> _What needs to be done_: Scan the following material for the string "trên" and copy each line in which it appears.

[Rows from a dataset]
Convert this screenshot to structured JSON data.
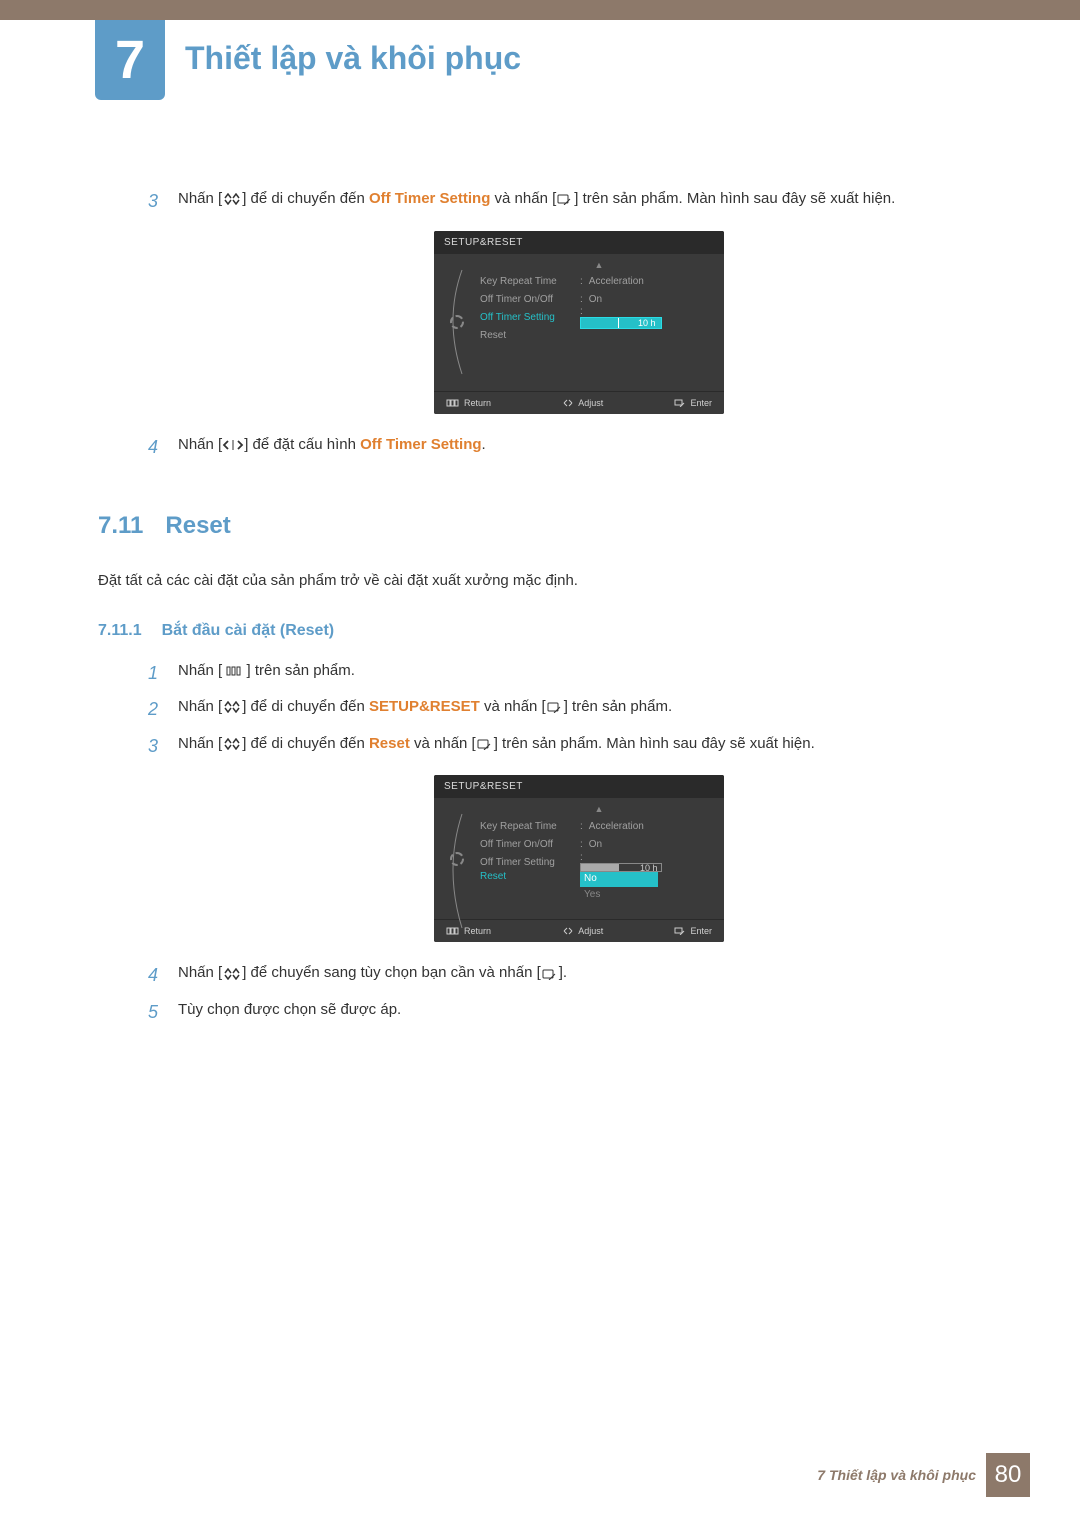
{
  "chapter": {
    "number": "7",
    "title": "Thiết lập và khôi phục"
  },
  "stepsA": {
    "s3": {
      "num": "3",
      "p1": "Nhấn [",
      "p2": "] để di chuyển đến ",
      "hl": "Off Timer Setting",
      "p3": " và nhấn [",
      "p4": "] trên sản phẩm. Màn hình sau đây sẽ xuất hiện."
    },
    "s4": {
      "num": "4",
      "p1": "Nhấn [",
      "p2": "] để đặt cấu hình ",
      "hl": "Off Timer Setting",
      "p3": "."
    }
  },
  "osd1": {
    "title": "SETUP&RESET",
    "items": {
      "keyRepeat": {
        "label": "Key Repeat Time",
        "value": "Acceleration"
      },
      "offTimerOnOff": {
        "label": "Off Timer On/Off",
        "value": "On"
      },
      "offTimerSetting": {
        "label": "Off Timer Setting",
        "value": "10 h"
      },
      "reset": {
        "label": "Reset"
      }
    },
    "footer": {
      "return": "Return",
      "adjust": "Adjust",
      "enter": "Enter"
    }
  },
  "section": {
    "num": "7.11",
    "title": "Reset",
    "desc": "Đặt tất cả các cài đặt của sản phẩm trở về cài đặt xuất xưởng mặc định."
  },
  "subsection": {
    "num": "7.11.1",
    "title": "Bắt đầu cài đặt (Reset)"
  },
  "stepsB": {
    "s1": {
      "num": "1",
      "p1": "Nhấn [ ",
      "p2": " ] trên sản phẩm."
    },
    "s2": {
      "num": "2",
      "p1": "Nhấn [",
      "p2": "] để di chuyển đến ",
      "hl": "SETUP&RESET",
      "p3": " và nhấn [",
      "p4": "] trên sản phẩm."
    },
    "s3": {
      "num": "3",
      "p1": "Nhấn [",
      "p2": "] để di chuyển đến ",
      "hl": "Reset",
      "p3": " và nhấn [",
      "p4": "] trên sản phẩm. Màn hình sau đây sẽ xuất hiện."
    },
    "s4": {
      "num": "4",
      "p1": "Nhấn [",
      "p2": "] để chuyển sang tùy chọn bạn cần và nhấn [",
      "p3": "]."
    },
    "s5": {
      "num": "5",
      "text": "Tùy chọn được chọn sẽ được áp."
    }
  },
  "osd2": {
    "title": "SETUP&RESET",
    "items": {
      "keyRepeat": {
        "label": "Key Repeat Time",
        "value": "Acceleration"
      },
      "offTimerOnOff": {
        "label": "Off Timer On/Off",
        "value": "On"
      },
      "offTimerSetting": {
        "label": "Off Timer Setting",
        "value": "10 h"
      },
      "reset": {
        "label": "Reset",
        "no": "No",
        "yes": "Yes"
      }
    },
    "footer": {
      "return": "Return",
      "adjust": "Adjust",
      "enter": "Enter"
    }
  },
  "footer": {
    "text": "7 Thiết lập và khôi phục",
    "page": "80"
  }
}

> _Worked solution_:
      "p4": "] trên sản phẩm. Màn hình sau đây sẽ xuất hiện."
      "p2": " ] trên sản phẩm."
      "p4": "] trên sản phẩm."
      "p4": "] trên sản phẩm. Màn hình sau đây sẽ xuất hiện."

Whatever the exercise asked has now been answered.